## TASK
Print the entries below in their entirety, exactly as they are written.

━━━━━ DATASET ━━━━━

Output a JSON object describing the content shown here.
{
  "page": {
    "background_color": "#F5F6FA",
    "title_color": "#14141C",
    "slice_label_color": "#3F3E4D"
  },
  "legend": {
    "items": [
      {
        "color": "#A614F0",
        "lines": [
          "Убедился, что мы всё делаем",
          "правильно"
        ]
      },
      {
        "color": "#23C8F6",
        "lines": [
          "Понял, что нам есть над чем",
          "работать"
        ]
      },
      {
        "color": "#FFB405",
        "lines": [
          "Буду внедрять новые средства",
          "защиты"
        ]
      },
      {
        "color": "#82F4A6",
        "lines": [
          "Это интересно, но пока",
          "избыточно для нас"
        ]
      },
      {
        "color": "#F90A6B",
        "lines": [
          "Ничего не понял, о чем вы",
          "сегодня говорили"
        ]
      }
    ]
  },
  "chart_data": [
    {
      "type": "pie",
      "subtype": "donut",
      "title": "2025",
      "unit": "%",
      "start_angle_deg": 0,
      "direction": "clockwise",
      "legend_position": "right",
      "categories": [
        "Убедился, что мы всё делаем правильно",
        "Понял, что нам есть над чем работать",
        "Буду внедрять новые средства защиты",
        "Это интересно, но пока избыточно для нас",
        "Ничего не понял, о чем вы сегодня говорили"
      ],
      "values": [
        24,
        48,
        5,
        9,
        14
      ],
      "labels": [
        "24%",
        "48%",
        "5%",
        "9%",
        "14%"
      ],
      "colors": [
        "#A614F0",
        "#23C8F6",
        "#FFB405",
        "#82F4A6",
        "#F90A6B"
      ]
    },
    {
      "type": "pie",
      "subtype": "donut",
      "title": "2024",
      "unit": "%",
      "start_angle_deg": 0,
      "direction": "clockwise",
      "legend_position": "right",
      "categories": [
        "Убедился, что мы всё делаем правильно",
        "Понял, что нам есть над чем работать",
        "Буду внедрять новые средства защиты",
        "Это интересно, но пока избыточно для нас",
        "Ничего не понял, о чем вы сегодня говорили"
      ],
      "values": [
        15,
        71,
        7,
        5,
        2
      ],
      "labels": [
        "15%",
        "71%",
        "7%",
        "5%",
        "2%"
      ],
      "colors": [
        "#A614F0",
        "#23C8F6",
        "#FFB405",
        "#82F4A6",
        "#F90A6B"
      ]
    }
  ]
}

━━━━━

## RESPONSE BELOW
Output a JSON object describing the content shown here.
{
  "page": {
    "background_color": "#F5F6FA",
    "title_color": "#14141C",
    "slice_label_color": "#3F3E4D"
  },
  "legend": {
    "items": [
      {
        "color": "#A614F0",
        "lines": [
          "Убедился, что мы всё делаем",
          "правильно"
        ]
      },
      {
        "color": "#23C8F6",
        "lines": [
          "Понял, что нам есть над чем",
          "работать"
        ]
      },
      {
        "color": "#FFB405",
        "lines": [
          "Буду внедрять новые средства",
          "защиты"
        ]
      },
      {
        "color": "#82F4A6",
        "lines": [
          "Это интересно, но пока",
          "избыточно для нас"
        ]
      },
      {
        "color": "#F90A6B",
        "lines": [
          "Ничего не понял, о чем вы",
          "сегодня говорили"
        ]
      }
    ]
  },
  "chart_data": [
    {
      "type": "pie",
      "subtype": "donut",
      "title": "2025",
      "unit": "%",
      "start_angle_deg": 0,
      "direction": "clockwise",
      "legend_position": "right",
      "categories": [
        "Убедился, что мы всё делаем правильно",
        "Понял, что нам есть над чем работать",
        "Буду внедрять новые средства защиты",
        "Это интересно, но пока избыточно для нас",
        "Ничего не понял, о чем вы сегодня говорили"
      ],
      "values": [
        24,
        48,
        5,
        9,
        14
      ],
      "labels": [
        "24%",
        "48%",
        "5%",
        "9%",
        "14%"
      ],
      "colors": [
        "#A614F0",
        "#23C8F6",
        "#FFB405",
        "#82F4A6",
        "#F90A6B"
      ]
    },
    {
      "type": "pie",
      "subtype": "donut",
      "title": "2024",
      "unit": "%",
      "start_angle_deg": 0,
      "direction": "clockwise",
      "legend_position": "right",
      "categories": [
        "Убедился, что мы всё делаем правильно",
        "Понял, что нам есть над чем работать",
        "Буду внедрять новые средства защиты",
        "Это интересно, но пока избыточно для нас",
        "Ничего не понял, о чем вы сегодня говорили"
      ],
      "values": [
        15,
        71,
        7,
        5,
        2
      ],
      "labels": [
        "15%",
        "71%",
        "7%",
        "5%",
        "2%"
      ],
      "colors": [
        "#A614F0",
        "#23C8F6",
        "#FFB405",
        "#82F4A6",
        "#F90A6B"
      ]
    }
  ]
}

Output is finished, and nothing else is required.